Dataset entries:

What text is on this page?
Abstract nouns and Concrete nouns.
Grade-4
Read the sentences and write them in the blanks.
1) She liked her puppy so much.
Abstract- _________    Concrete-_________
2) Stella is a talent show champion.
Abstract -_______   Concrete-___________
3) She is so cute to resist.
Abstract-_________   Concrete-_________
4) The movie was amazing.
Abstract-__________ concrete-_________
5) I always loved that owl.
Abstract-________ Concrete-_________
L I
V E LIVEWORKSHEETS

- _TASK GOAL_: Only lines with the word "Abstract" should be collected from the material.

- _RESPONSE_:
Abstract nouns and Concrete nouns.
Abstract- _________    Concrete-_________
Abstract -_______   Concrete-___________
Abstract-_________   Concrete-_________
Abstract-__________ concrete-_________
Abstract-________ Concrete-_________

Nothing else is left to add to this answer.